Saved entries:
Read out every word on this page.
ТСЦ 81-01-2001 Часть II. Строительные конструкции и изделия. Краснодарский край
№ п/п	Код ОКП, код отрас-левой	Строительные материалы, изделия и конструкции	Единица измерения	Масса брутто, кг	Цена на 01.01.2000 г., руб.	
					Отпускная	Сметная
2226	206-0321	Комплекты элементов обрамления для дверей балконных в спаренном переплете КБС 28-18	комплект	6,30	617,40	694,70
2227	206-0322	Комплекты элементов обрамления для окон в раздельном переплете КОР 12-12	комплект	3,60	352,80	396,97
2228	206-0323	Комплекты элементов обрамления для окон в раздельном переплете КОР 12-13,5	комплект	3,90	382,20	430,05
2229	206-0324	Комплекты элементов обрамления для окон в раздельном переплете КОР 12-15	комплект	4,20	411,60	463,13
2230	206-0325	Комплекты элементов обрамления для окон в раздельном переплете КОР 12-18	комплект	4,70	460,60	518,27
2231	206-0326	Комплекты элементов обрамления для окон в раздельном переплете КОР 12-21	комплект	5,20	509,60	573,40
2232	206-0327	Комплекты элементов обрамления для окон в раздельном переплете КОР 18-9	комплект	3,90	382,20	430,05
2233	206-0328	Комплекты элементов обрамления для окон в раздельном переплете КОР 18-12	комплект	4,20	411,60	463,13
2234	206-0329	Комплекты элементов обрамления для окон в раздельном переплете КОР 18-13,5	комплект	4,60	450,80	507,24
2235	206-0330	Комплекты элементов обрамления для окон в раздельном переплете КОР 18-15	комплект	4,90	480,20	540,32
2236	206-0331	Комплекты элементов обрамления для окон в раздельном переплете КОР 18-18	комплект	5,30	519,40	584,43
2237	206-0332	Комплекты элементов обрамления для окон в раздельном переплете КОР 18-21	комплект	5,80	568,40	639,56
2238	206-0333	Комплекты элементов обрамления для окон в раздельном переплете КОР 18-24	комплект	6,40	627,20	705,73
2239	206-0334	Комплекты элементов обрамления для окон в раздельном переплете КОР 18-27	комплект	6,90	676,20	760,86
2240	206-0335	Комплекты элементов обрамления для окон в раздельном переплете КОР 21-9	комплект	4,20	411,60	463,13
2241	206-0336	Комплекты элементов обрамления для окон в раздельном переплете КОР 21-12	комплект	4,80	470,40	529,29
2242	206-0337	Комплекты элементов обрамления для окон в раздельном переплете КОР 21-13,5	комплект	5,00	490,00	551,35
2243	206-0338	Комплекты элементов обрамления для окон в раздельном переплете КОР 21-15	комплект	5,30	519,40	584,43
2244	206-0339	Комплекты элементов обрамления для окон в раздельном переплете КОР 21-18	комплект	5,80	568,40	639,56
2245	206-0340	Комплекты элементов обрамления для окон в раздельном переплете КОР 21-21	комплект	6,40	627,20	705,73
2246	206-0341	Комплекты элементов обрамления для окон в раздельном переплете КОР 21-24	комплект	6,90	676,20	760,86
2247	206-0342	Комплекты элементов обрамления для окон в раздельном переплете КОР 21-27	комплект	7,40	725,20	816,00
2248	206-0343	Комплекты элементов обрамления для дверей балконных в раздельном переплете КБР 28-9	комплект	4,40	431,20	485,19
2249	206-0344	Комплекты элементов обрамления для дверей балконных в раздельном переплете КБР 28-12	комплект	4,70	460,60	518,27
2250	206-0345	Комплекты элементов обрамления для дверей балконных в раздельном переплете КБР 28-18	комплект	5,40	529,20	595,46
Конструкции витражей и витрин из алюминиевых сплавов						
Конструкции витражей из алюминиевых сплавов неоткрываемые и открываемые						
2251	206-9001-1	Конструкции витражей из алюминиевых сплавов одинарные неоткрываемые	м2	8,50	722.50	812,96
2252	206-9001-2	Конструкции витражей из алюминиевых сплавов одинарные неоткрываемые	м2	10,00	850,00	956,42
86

▶ **WHAT YOU HAVE TO DO**: Read the lines above. Gather those in which the string "алюминиевых" is found.

▶ **IN RESPONSE**:
Конструкции витражей и витрин из алюминиевых сплавов						
Конструкции витражей из алюминиевых сплавов неоткрываемые и открываемые						
2251	206-9001-1	Конструкции витражей из алюминиевых сплавов одинарные неоткрываемые	м2	8,50	722.50	812,96
2252	206-9001-2	Конструкции витражей из алюминиевых сплавов одинарные неоткрываемые	м2	10,00	850,00	956,42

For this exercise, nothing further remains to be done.